◆ Excerpts from a figure dataset ◆
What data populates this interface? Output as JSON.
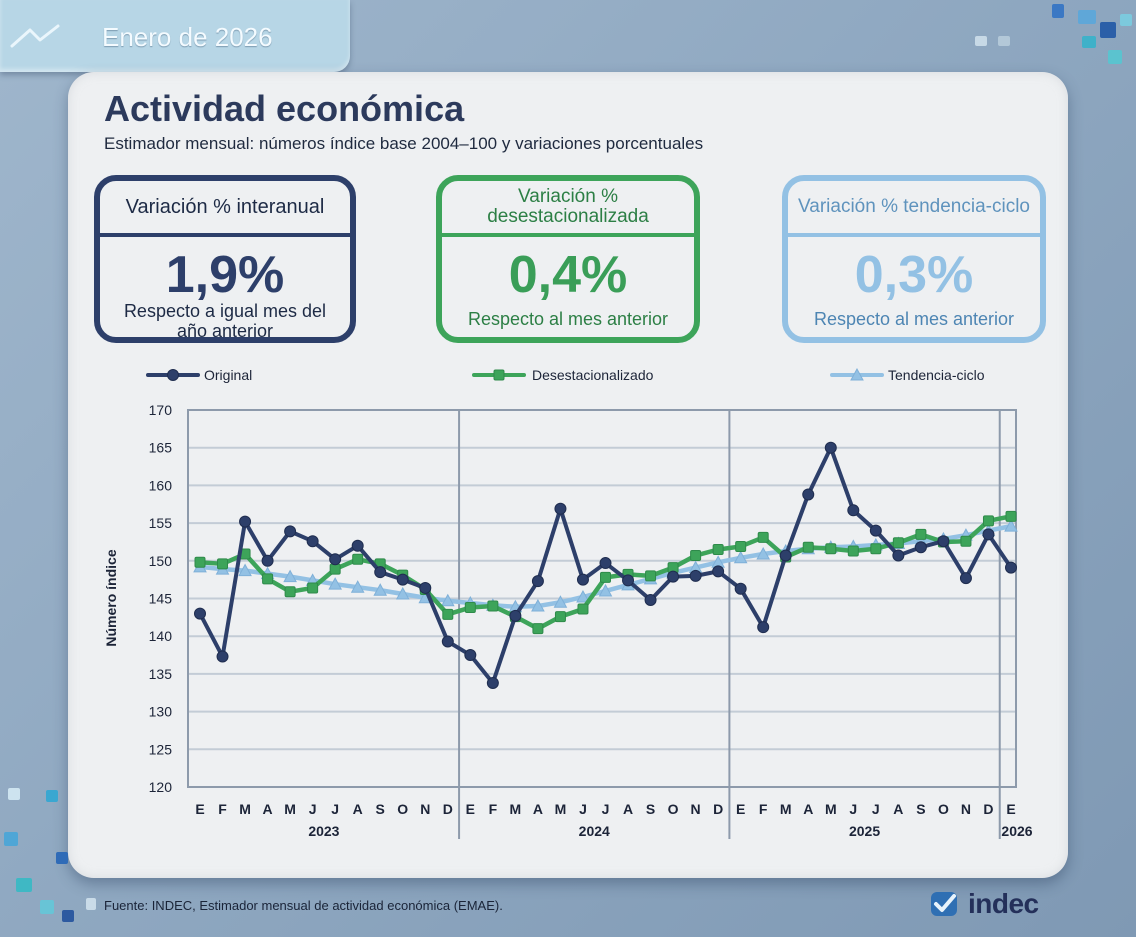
{
  "header": {
    "date_label": "Enero de 2026"
  },
  "title": "Actividad económica",
  "subtitle": "Estimador mensual: números índice base 2004–100 y variaciones porcentuales",
  "kpis": [
    {
      "heading": "Variación % interanual",
      "value": "1,9%",
      "note": "Respecto a igual mes del año anterior",
      "color": "#2d3f6a"
    },
    {
      "heading": "Variación % desestacionalizada",
      "value": "0,4%",
      "note": "Respecto al mes anterior",
      "color": "#3da45a"
    },
    {
      "heading": "Variación % tendencia-ciclo",
      "value": "0,3%",
      "note": "Respecto al mes anterior",
      "color": "#93c1e4"
    }
  ],
  "chart_data": {
    "type": "line",
    "ylabel": "Número índice",
    "ylim": [
      120,
      170
    ],
    "yticks": [
      120,
      125,
      130,
      135,
      140,
      145,
      150,
      155,
      160,
      165,
      170
    ],
    "grid": true,
    "legend_position": "top",
    "month_labels": [
      "E",
      "F",
      "M",
      "A",
      "M",
      "J",
      "J",
      "A",
      "S",
      "O",
      "N",
      "D",
      "E",
      "F",
      "M",
      "A",
      "M",
      "J",
      "J",
      "A",
      "S",
      "O",
      "N",
      "D",
      "E",
      "F",
      "M",
      "A",
      "M",
      "J",
      "J",
      "A",
      "S",
      "O",
      "N",
      "D",
      "E"
    ],
    "year_labels": [
      "2023",
      "2024",
      "2025",
      "2026"
    ],
    "series": [
      {
        "name": "Original",
        "color": "#2d3f6a",
        "marker": "circle",
        "values": [
          143.0,
          137.3,
          155.2,
          150.0,
          153.9,
          152.6,
          150.2,
          152.0,
          148.5,
          147.5,
          146.4,
          139.3,
          137.5,
          133.8,
          142.7,
          147.3,
          156.9,
          147.5,
          149.7,
          147.4,
          144.8,
          147.9,
          148.0,
          148.6,
          146.3,
          141.2,
          150.7,
          158.8,
          165.0,
          156.7,
          154.0,
          150.7,
          151.8,
          152.6,
          147.7,
          153.5,
          149.1
        ]
      },
      {
        "name": "Desestacionalizado",
        "color": "#3da45a",
        "marker": "square",
        "values": [
          149.8,
          149.6,
          150.9,
          147.6,
          145.9,
          146.4,
          148.9,
          150.2,
          149.6,
          148.1,
          146.2,
          142.9,
          143.8,
          144.0,
          142.6,
          141.0,
          142.6,
          143.6,
          147.8,
          148.2,
          148.0,
          149.1,
          150.7,
          151.5,
          151.9,
          153.1,
          150.5,
          151.8,
          151.6,
          151.3,
          151.6,
          152.4,
          153.5,
          152.5,
          152.6,
          155.3,
          155.9
        ]
      },
      {
        "name": "Tendencia-ciclo",
        "color": "#93c1e4",
        "marker": "triangle",
        "values": [
          149.2,
          148.9,
          148.7,
          148.3,
          147.9,
          147.4,
          146.9,
          146.5,
          146.1,
          145.6,
          145.1,
          144.7,
          144.4,
          144.1,
          143.9,
          144.0,
          144.5,
          145.2,
          146.0,
          146.8,
          147.6,
          148.4,
          149.1,
          149.8,
          150.4,
          150.9,
          151.3,
          151.6,
          151.8,
          151.9,
          152.1,
          152.3,
          152.6,
          152.9,
          153.4,
          154.0,
          154.6
        ]
      }
    ]
  },
  "footer": {
    "source": "Fuente: INDEC, Estimador mensual de actividad económica (EMAE).",
    "logo_text": "indec"
  }
}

◆ Set task ◆
Repeat each entry exactly. Pictures do not belong in the copy.

◆ Task result ◆
What data populates this interface? Output as JSON.
{
  "header": {
    "date_label": "Enero de 2026"
  },
  "title": "Actividad económica",
  "subtitle": "Estimador mensual: números índice base 2004–100 y variaciones porcentuales",
  "kpis": [
    {
      "heading": "Variación % interanual",
      "value": "1,9%",
      "note": "Respecto a igual mes del año anterior",
      "color": "#2d3f6a"
    },
    {
      "heading": "Variación % desestacionalizada",
      "value": "0,4%",
      "note": "Respecto al mes anterior",
      "color": "#3da45a"
    },
    {
      "heading": "Variación % tendencia-ciclo",
      "value": "0,3%",
      "note": "Respecto al mes anterior",
      "color": "#93c1e4"
    }
  ],
  "chart_data": {
    "type": "line",
    "ylabel": "Número índice",
    "ylim": [
      120,
      170
    ],
    "yticks": [
      120,
      125,
      130,
      135,
      140,
      145,
      150,
      155,
      160,
      165,
      170
    ],
    "grid": true,
    "legend_position": "top",
    "month_labels": [
      "E",
      "F",
      "M",
      "A",
      "M",
      "J",
      "J",
      "A",
      "S",
      "O",
      "N",
      "D",
      "E",
      "F",
      "M",
      "A",
      "M",
      "J",
      "J",
      "A",
      "S",
      "O",
      "N",
      "D",
      "E",
      "F",
      "M",
      "A",
      "M",
      "J",
      "J",
      "A",
      "S",
      "O",
      "N",
      "D",
      "E"
    ],
    "year_labels": [
      "2023",
      "2024",
      "2025",
      "2026"
    ],
    "series": [
      {
        "name": "Original",
        "color": "#2d3f6a",
        "marker": "circle",
        "values": [
          143.0,
          137.3,
          155.2,
          150.0,
          153.9,
          152.6,
          150.2,
          152.0,
          148.5,
          147.5,
          146.4,
          139.3,
          137.5,
          133.8,
          142.7,
          147.3,
          156.9,
          147.5,
          149.7,
          147.4,
          144.8,
          147.9,
          148.0,
          148.6,
          146.3,
          141.2,
          150.7,
          158.8,
          165.0,
          156.7,
          154.0,
          150.7,
          151.8,
          152.6,
          147.7,
          153.5,
          149.1
        ]
      },
      {
        "name": "Desestacionalizado",
        "color": "#3da45a",
        "marker": "square",
        "values": [
          149.8,
          149.6,
          150.9,
          147.6,
          145.9,
          146.4,
          148.9,
          150.2,
          149.6,
          148.1,
          146.2,
          142.9,
          143.8,
          144.0,
          142.6,
          141.0,
          142.6,
          143.6,
          147.8,
          148.2,
          148.0,
          149.1,
          150.7,
          151.5,
          151.9,
          153.1,
          150.5,
          151.8,
          151.6,
          151.3,
          151.6,
          152.4,
          153.5,
          152.5,
          152.6,
          155.3,
          155.9
        ]
      },
      {
        "name": "Tendencia-ciclo",
        "color": "#93c1e4",
        "marker": "triangle",
        "values": [
          149.2,
          148.9,
          148.7,
          148.3,
          147.9,
          147.4,
          146.9,
          146.5,
          146.1,
          145.6,
          145.1,
          144.7,
          144.4,
          144.1,
          143.9,
          144.0,
          144.5,
          145.2,
          146.0,
          146.8,
          147.6,
          148.4,
          149.1,
          149.8,
          150.4,
          150.9,
          151.3,
          151.6,
          151.8,
          151.9,
          152.1,
          152.3,
          152.6,
          152.9,
          153.4,
          154.0,
          154.6
        ]
      }
    ]
  },
  "footer": {
    "source": "Fuente: INDEC, Estimador mensual de actividad económica (EMAE).",
    "logo_text": "indec"
  }
}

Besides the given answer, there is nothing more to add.